Can all of these lines be returned exactly?
##### Entries supplied
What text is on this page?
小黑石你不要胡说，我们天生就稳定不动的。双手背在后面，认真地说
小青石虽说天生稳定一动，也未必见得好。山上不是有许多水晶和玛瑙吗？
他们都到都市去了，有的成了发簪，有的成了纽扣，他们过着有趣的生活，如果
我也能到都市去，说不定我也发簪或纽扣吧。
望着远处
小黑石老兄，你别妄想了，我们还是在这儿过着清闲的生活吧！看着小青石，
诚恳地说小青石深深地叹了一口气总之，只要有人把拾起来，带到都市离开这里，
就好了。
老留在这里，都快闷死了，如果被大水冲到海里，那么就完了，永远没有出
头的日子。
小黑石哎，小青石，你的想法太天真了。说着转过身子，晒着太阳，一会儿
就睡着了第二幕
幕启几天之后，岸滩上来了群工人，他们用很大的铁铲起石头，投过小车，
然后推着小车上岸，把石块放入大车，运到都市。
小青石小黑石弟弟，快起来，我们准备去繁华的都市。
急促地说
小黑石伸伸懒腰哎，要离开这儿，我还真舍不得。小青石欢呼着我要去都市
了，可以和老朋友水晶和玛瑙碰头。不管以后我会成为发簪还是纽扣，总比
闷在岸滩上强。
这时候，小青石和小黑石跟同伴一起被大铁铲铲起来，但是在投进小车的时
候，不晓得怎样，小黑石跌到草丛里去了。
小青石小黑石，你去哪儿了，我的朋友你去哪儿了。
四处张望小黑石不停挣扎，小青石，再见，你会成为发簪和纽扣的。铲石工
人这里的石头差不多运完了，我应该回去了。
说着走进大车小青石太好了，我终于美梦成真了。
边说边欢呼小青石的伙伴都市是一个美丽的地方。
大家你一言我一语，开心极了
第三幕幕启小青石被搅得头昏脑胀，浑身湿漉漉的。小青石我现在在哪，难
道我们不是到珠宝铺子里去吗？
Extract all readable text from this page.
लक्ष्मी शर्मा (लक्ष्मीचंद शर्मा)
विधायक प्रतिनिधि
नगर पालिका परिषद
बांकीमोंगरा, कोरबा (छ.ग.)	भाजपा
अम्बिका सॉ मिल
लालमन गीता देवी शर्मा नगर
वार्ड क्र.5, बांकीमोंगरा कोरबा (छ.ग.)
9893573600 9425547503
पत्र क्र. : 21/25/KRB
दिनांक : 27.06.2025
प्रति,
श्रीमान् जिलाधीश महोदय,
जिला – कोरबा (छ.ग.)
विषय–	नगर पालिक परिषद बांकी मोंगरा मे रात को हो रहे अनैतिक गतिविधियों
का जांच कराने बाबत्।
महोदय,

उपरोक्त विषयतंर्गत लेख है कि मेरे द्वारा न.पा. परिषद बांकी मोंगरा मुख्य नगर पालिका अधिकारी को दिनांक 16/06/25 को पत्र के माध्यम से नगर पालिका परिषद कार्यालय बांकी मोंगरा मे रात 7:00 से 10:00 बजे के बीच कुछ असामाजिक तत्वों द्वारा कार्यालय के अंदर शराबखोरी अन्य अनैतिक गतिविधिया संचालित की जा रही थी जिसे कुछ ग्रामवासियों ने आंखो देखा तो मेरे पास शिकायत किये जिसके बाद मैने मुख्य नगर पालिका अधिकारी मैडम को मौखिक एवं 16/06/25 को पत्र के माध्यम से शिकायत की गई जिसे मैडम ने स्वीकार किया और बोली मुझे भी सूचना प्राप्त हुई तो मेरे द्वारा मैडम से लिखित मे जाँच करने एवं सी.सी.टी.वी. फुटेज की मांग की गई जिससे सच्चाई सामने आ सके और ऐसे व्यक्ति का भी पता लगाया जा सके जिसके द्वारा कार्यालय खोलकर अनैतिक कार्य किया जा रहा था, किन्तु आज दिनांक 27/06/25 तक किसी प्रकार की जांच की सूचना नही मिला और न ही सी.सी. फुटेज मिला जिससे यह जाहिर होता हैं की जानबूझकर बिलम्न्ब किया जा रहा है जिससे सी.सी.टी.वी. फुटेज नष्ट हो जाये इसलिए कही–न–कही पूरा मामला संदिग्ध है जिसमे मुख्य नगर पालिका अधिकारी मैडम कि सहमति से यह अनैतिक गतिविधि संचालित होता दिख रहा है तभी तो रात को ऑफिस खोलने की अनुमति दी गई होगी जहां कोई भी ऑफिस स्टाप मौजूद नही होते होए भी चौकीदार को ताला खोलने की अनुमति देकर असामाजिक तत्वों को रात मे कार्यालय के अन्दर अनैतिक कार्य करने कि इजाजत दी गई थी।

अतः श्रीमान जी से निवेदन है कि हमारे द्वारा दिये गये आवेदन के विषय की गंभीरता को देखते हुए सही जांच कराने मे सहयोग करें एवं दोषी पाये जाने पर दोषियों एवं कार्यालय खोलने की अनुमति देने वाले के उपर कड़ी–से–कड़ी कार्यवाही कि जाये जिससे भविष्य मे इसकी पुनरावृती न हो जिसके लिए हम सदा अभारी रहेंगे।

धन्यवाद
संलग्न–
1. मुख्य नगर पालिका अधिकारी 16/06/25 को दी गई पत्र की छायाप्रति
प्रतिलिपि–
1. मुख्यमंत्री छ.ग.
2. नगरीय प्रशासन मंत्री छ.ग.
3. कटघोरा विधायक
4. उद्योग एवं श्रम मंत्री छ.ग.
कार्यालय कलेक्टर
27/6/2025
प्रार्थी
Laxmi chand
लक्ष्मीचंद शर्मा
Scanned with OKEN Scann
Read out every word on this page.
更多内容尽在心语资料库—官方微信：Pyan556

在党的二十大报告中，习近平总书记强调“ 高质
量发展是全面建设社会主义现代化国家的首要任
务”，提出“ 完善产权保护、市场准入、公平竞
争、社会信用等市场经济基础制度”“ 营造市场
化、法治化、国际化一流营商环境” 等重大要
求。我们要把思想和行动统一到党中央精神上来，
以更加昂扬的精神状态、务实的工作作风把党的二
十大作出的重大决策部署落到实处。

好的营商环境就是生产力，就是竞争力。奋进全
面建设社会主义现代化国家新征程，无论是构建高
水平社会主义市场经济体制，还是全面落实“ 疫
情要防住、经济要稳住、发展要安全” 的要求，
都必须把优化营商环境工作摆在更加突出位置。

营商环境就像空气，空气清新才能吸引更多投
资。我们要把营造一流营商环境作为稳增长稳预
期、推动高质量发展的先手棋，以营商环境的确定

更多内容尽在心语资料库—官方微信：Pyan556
##########
→ Reply
What text is on this page?
小黑石你不要胡说，我们天生就稳定不动的。双手背在后面，认真地说
小青石虽说天生稳定一动，也未必见得好。山上不是有许多水晶和玛瑙吗？
他们都到都市去了，有的成了发簪，有的成了纽扣，他们过着有趣的生活，如果
我也能到都市去，说不定我也发簪或纽扣吧。
望着远处
小黑石老兄，你别妄想了，我们还是在这儿过着清闲的生活吧！看着小青石，
诚恳地说小青石深深地叹了一口气总之，只要有人把拾起来，带到都市离开这里，
就好了。
老留在这里，都快闷死了，如果被大水冲到海里，那么就完了，永远没有出
头的日子。
小黑石哎，小青石，你的想法太天真了。说着转过身子，晒着太阳，一会儿
就睡着了第二幕
幕启几天之后，岸滩上来了群工人，他们用很大的铁铲起石头，投过小车，
然后推着小车上岸，把石块放入大车，运到都市。
小青石小黑石弟弟，快起来，我们准备去繁华的都市。
急促地说
小黑石伸伸懒腰哎，要离开这儿，我还真舍不得。小青石欢呼着我要去都市
了，可以和老朋友水晶和玛瑙碰头。不管以后我会成为发簪还是纽扣，总比
闷在岸滩上强。
这时候，小青石和小黑石跟同伴一起被大铁铲铲起来，但是在投进小车的时
候，不晓得怎样，小黑石跌到草丛里去了。
小青石小黑石，你去哪儿了，我的朋友你去哪儿了。
四处张望小黑石不停挣扎，小青石，再见，你会成为发簪和纽扣的。铲石工
人这里的石头差不多运完了，我应该回去了。
说着走进大车小青石太好了，我终于美梦成真了。
边说边欢呼小青石的伙伴都市是一个美丽的地方。
大家你一言我一语，开心极了
第三幕幕启小青石被搅得头昏脑胀，浑身湿漉漉的。小青石我现在在哪，难
道我们不是到珠宝铺子里去吗？
Extract all readable text from this page.
लक्ष्मी शर्मा (लक्ष्मीचंद शर्मा)
विधायक प्रतिनिधि
नगर पालिका परिषद
बांकीमोंगरा, कोरबा (छ.ग.)	भाजपा
अम्बिका सॉ मिल
लालमन गीता देवी शर्मा नगर
वार्ड क्र.5, बांकीमोंगरा कोरबा (छ.ग.)
9893573600 9425547503
पत्र क्र. : 21/25/KRB
दिनांक : 27.06.2025
प्रति,
श्रीमान् जिलाधीश महोदय,
जिला – कोरबा (छ.ग.)
विषय–	नगर पालिक परिषद बांकी मोंगरा मे रात को हो रहे अनैतिक गतिविधियों
का जांच कराने बाबत्।
महोदय,

उपरोक्त विषयतंर्गत लेख है कि मेरे द्वारा न.पा. परिषद बांकी मोंगरा मुख्य नगर पालिका अधिकारी को दिनांक 16/06/25 को पत्र के माध्यम से नगर पालिका परिषद कार्यालय बांकी मोंगरा मे रात 7:00 से 10:00 बजे के बीच कुछ असामाजिक तत्वों द्वारा कार्यालय के अंदर शराबखोरी अन्य अनैतिक गतिविधिया संचालित की जा रही थी जिसे कुछ ग्रामवासियों ने आंखो देखा तो मेरे पास शिकायत किये जिसके बाद मैने मुख्य नगर पालिका अधिकारी मैडम को मौखिक एवं 16/06/25 को पत्र के माध्यम से शिकायत की गई जिसे मैडम ने स्वीकार किया और बोली मुझे भी सूचना प्राप्त हुई तो मेरे द्वारा मैडम से लिखित मे जाँच करने एवं सी.सी.टी.वी. फुटेज की मांग की गई जिससे सच्चाई सामने आ सके और ऐसे व्यक्ति का भी पता लगाया जा सके जिसके द्वारा कार्यालय खोलकर अनैतिक कार्य किया जा रहा था, किन्तु आज दिनांक 27/06/25 तक किसी प्रकार की जांच की सूचना नही मिला और न ही सी.सी. फुटेज मिला जिससे यह जाहिर होता हैं की जानबूझकर बिलम्न्ब किया जा रहा है जिससे सी.सी.टी.वी. फुटेज नष्ट हो जाये इसलिए कही–न–कही पूरा मामला संदिग्ध है जिसमे मुख्य नगर पालिका अधिकारी मैडम कि सहमति से यह अनैतिक गतिविधि संचालित होता दिख रहा है तभी तो रात को ऑफिस खोलने की अनुमति दी गई होगी जहां कोई भी ऑफिस स्टाप मौजूद नही होते होए भी चौकीदार को ताला खोलने की अनुमति देकर असामाजिक तत्वों को रात मे कार्यालय के अन्दर अनैतिक कार्य करने कि इजाजत दी गई थी।

अतः श्रीमान जी से निवेदन है कि हमारे द्वारा दिये गये आवेदन के विषय की गंभीरता को देखते हुए सही जांच कराने मे सहयोग करें एवं दोषी पाये जाने पर दोषियों एवं कार्यालय खोलने की अनुमति देने वाले के उपर कड़ी–से–कड़ी कार्यवाही कि जाये जिससे भविष्य मे इसकी पुनरावृती न हो जिसके लिए हम सदा अभारी रहेंगे।

धन्यवाद
संलग्न–
1. मुख्य नगर पालिका अधिकारी 16/06/25 को दी गई पत्र की छायाप्रति
प्रतिलिपि–
1. मुख्यमंत्री छ.ग.
2. नगरीय प्रशासन मंत्री छ.ग.
3. कटघोरा विधायक
4. उद्योग एवं श्रम मंत्री छ.ग.
कार्यालय कलेक्टर
27/6/2025
प्रार्थी
Laxmi chand
लक्ष्मीचंद शर्मा
Scanned with OKEN Scann
Read out every word on this page.
更多内容尽在心语资料库—官方微信：Pyan556

在党的二十大报告中，习近平总书记强调“ 高质
量发展是全面建设社会主义现代化国家的首要任
务”，提出“ 完善产权保护、市场准入、公平竞
争、社会信用等市场经济基础制度”“ 营造市场
化、法治化、国际化一流营商环境” 等重大要
求。我们要把思想和行动统一到党中央精神上来，
以更加昂扬的精神状态、务实的工作作风把党的二
十大作出的重大决策部署落到实处。

好的营商环境就是生产力，就是竞争力。奋进全
面建设社会主义现代化国家新征程，无论是构建高
水平社会主义市场经济体制，还是全面落实“ 疫
情要防住、经济要稳住、发展要安全” 的要求，
都必须把优化营商环境工作摆在更加突出位置。

营商环境就像空气，空气清新才能吸引更多投
资。我们要把营造一流营商环境作为稳增长稳预
期、推动高质量发展的先手棋，以营商环境的确定

更多内容尽在心语资料库—官方微信：Pyan556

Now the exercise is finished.